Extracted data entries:
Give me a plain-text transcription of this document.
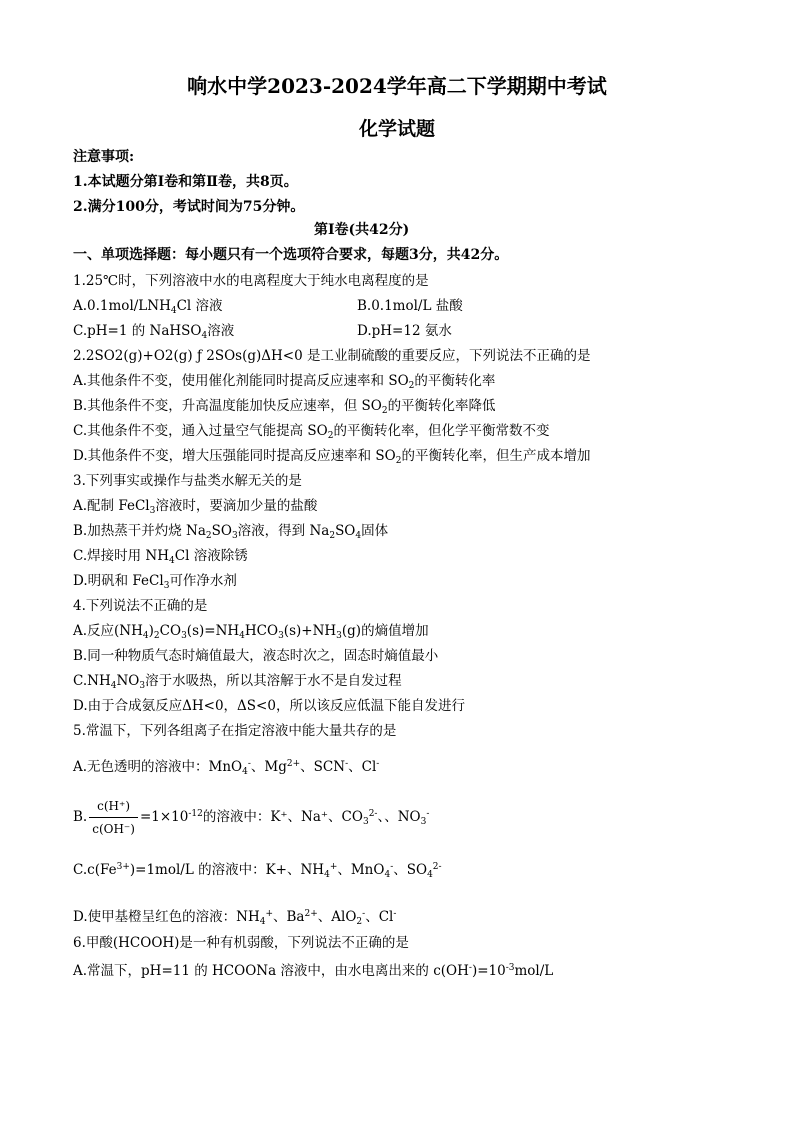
响水中学2023-2024学年高二下学期期中考试
化学试题
注意事项:
1.本试题分第Ⅰ卷和第Ⅱ卷，共8页。
2.满分100分，考试时间为75分钟。
第Ⅰ卷(共42分)
一、单项选择题：每小题只有一个选项符合要求，每题3分，共42分。
1.25℃时，下列溶液中水的电离程度大于纯水电离程度的是
$A.0.1mol/LNH_4Cl$ 溶液	B.0.1mol/L 盐酸
C.pH=1 的 NaHSO$_4$溶液	D.pH=12 氨水
2.2SO2(g)+O2(g) ƒ 2SOs(g)ΔH<0 是工业制硫酸的重要反应，下列说法不正确的是
A.其他条件不变，使用催化剂能同时提高反应速率和 $SO_2$的平衡转化率
B.其他条件不变，升高温度能加快反应速率，但 $SO_2$的平衡转化率降低
C.其他条件不变，通入过量空气能提高 $SO_2$的平衡转化率，但化学平衡常数不变
D.其他条件不变，增大压强能同时提高反应速率和 $SO_2$的平衡转化率，但生产成本增加
3.下列事实或操作与盐类水解无关的是
A.配制 FeCl$_3$溶液时，要滴加少量的盐酸
B.加热蒸干并灼烧 $Na_2SO_3$溶液，得到 $Na_2SO_4$固体
C.焊接时用 $NH_4Cl$ 溶液除锈
D.明矾和 FeCl$_3$可作净水剂
4.下列说法不正确的是
A.反应$(NH_4)_2CO_3(s)=NH_4HCO_3(s)+NH_3(g)$的熵值增加
B.同一种物质气态时熵值最大，液态时次之，固态时熵值最小
$C.NH_4NO_3$溶于水吸热，所以其溶解于水不是自发过程
D.由于合成氨反应ΔH<0，ΔS<0，所以该反应低温下能自发进行
5.常温下，下列各组离子在指定溶液中能大量共存的是
A.无色透明的溶液中：MnO$_4$-、$Mg^{2+}$、SCN-、Cl-
B. $\frac{c(H^+)}{c(OH^-)} =1\times 10^{-12}$的溶液中：K⁺、Na⁺、$CO_3^{2-}$、、$NO_3^-$
$C.c(Fe^{3+})=1mol/L$ 的溶液中：K+、$NH_4^+$、MnO$_4$-、$SO_4^{2-}$
D.使甲基橙呈红色的溶液：$NH_4^+$、$Ba^{2+}$、AlO$_2$-、Cl-
6.甲酸(HCOOH)是一种有机弱酸，下列说法不正确的是
A.常温下，pH=11 的 HCOONa 溶液中，由水电离出来的 $c(OH^-)=10^{-3}mol/L$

**Stated exercise:** Working from the material above, transcribe it exactly while omitting pictures.

**Response to the exercise:**
Give me a plain-text transcription of this document.
响水中学2023-2024学年高二下学期期中考试
化学试题
注意事项:
1.本试题分第Ⅰ卷和第Ⅱ卷，共8页。
2.满分100分，考试时间为75分钟。
第Ⅰ卷(共42分)
一、单项选择题：每小题只有一个选项符合要求，每题3分，共42分。
1.25℃时，下列溶液中水的电离程度大于纯水电离程度的是
$A.0.1mol/LNH_4Cl$ 溶液	B.0.1mol/L 盐酸
C.pH=1 的 NaHSO$_4$溶液	D.pH=12 氨水
2.2SO2(g)+O2(g) ƒ 2SOs(g)ΔH<0 是工业制硫酸的重要反应，下列说法不正确的是
A.其他条件不变，使用催化剂能同时提高反应速率和 $SO_2$的平衡转化率
B.其他条件不变，升高温度能加快反应速率，但 $SO_2$的平衡转化率降低
C.其他条件不变，通入过量空气能提高 $SO_2$的平衡转化率，但化学平衡常数不变
D.其他条件不变，增大压强能同时提高反应速率和 $SO_2$的平衡转化率，但生产成本增加
3.下列事实或操作与盐类水解无关的是
A.配制 FeCl$_3$溶液时，要滴加少量的盐酸
B.加热蒸干并灼烧 $Na_2SO_3$溶液，得到 $Na_2SO_4$固体
C.焊接时用 $NH_4Cl$ 溶液除锈
D.明矾和 FeCl$_3$可作净水剂
4.下列说法不正确的是
A.反应$(NH_4)_2CO_3(s)=NH_4HCO_3(s)+NH_3(g)$的熵值增加
B.同一种物质气态时熵值最大，液态时次之，固态时熵值最小
$C.NH_4NO_3$溶于水吸热，所以其溶解于水不是自发过程
D.由于合成氨反应ΔH<0，ΔS<0，所以该反应低温下能自发进行
5.常温下，下列各组离子在指定溶液中能大量共存的是
A.无色透明的溶液中：MnO$_4$-、$Mg^{2+}$、SCN-、Cl-
B. $\frac{c(H^+)}{c(OH^-)} =1\times 10^{-12}$的溶液中：K⁺、Na⁺、$CO_3^{2-}$、、$NO_3^-$
$C.c(Fe^{3+})=1mol/L$ 的溶液中：K+、$NH_4^+$、MnO$_4$-、$SO_4^{2-}$
D.使甲基橙呈红色的溶液：$NH_4^+$、$Ba^{2+}$、AlO$_2$-、Cl-
6.甲酸(HCOOH)是一种有机弱酸，下列说法不正确的是
A.常温下，pH=11 的 HCOONa 溶液中，由水电离出来的 $c(OH^-)=10^{-3}mol/L$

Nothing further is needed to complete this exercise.